(Dataset rows):
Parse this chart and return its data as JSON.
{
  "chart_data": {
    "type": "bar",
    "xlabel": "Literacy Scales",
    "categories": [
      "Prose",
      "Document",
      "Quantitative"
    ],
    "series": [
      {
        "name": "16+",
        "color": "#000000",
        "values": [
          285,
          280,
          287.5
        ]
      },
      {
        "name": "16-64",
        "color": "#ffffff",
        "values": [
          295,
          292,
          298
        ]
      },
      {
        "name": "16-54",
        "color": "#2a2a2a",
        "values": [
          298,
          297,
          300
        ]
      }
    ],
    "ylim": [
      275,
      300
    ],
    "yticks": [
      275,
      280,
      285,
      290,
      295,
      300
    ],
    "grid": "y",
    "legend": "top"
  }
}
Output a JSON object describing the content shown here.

==

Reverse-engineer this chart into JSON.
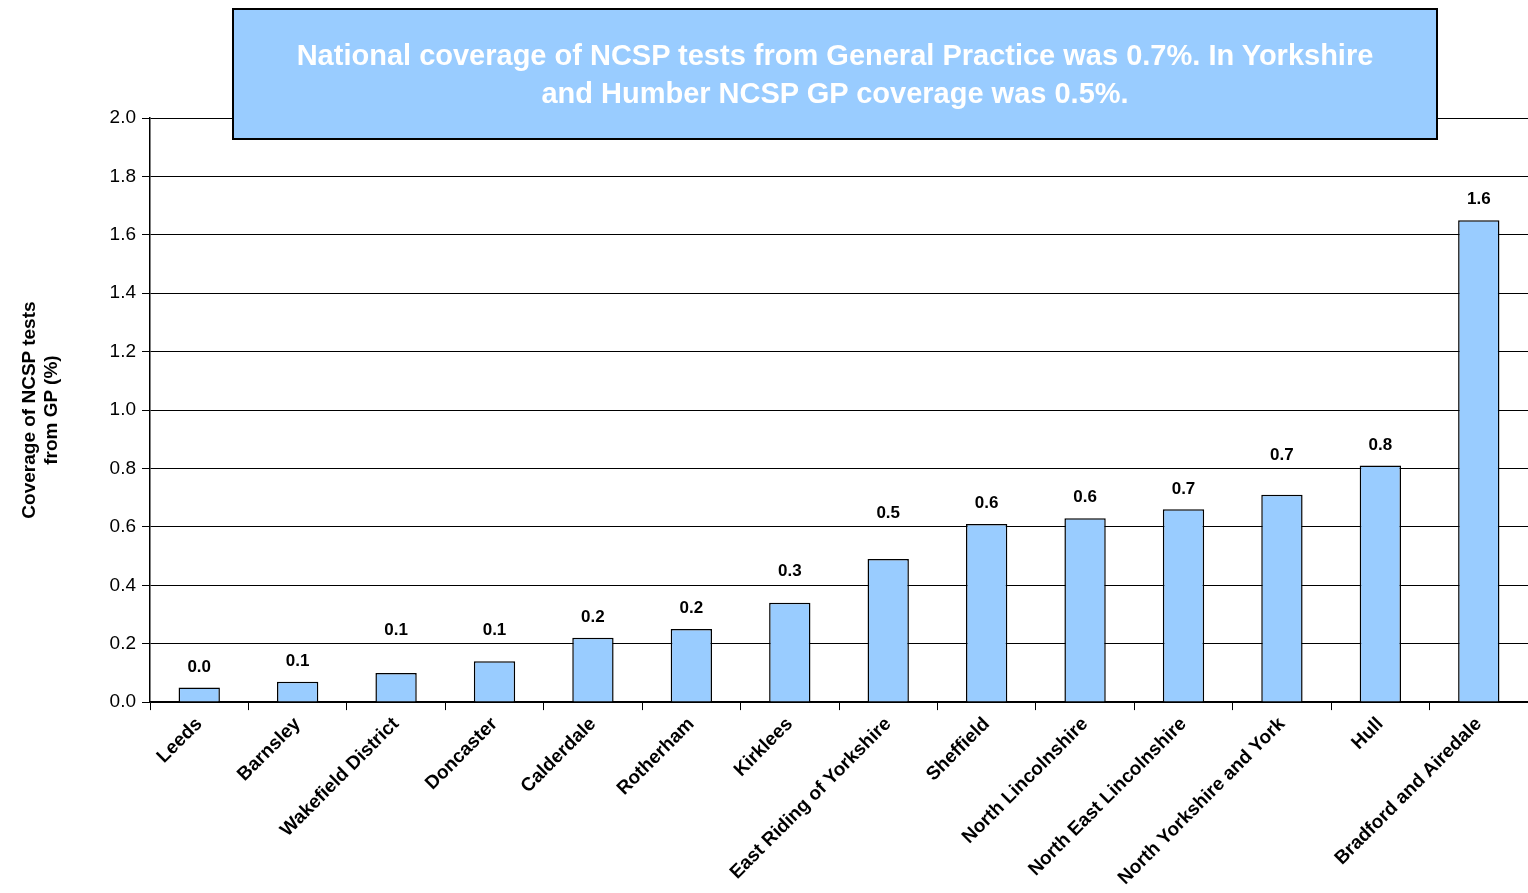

(Problem statement): Give back, word for word, only the lines above from the line holding "Parse this chart and return its data as JSON." to the line holding "Output a JSON", both included.

(Solved exercise):
Parse this chart and return its data as JSON.
{
  "chart_data": {
    "type": "bar",
    "xlabel": "Literacy Scales",
    "categories": [
      "Prose",
      "Document",
      "Quantitative"
    ],
    "series": [
      {
        "name": "16+",
        "color": "#000000",
        "values": [
          285,
          280,
          287.5
        ]
      },
      {
        "name": "16-64",
        "color": "#ffffff",
        "values": [
          295,
          292,
          298
        ]
      },
      {
        "name": "16-54",
        "color": "#2a2a2a",
        "values": [
          298,
          297,
          300
        ]
      }
    ],
    "ylim": [
      275,
      300
    ],
    "yticks": [
      275,
      280,
      285,
      290,
      295,
      300
    ],
    "grid": "y",
    "legend": "top"
  }
}
Output a JSON object describing the content shown here.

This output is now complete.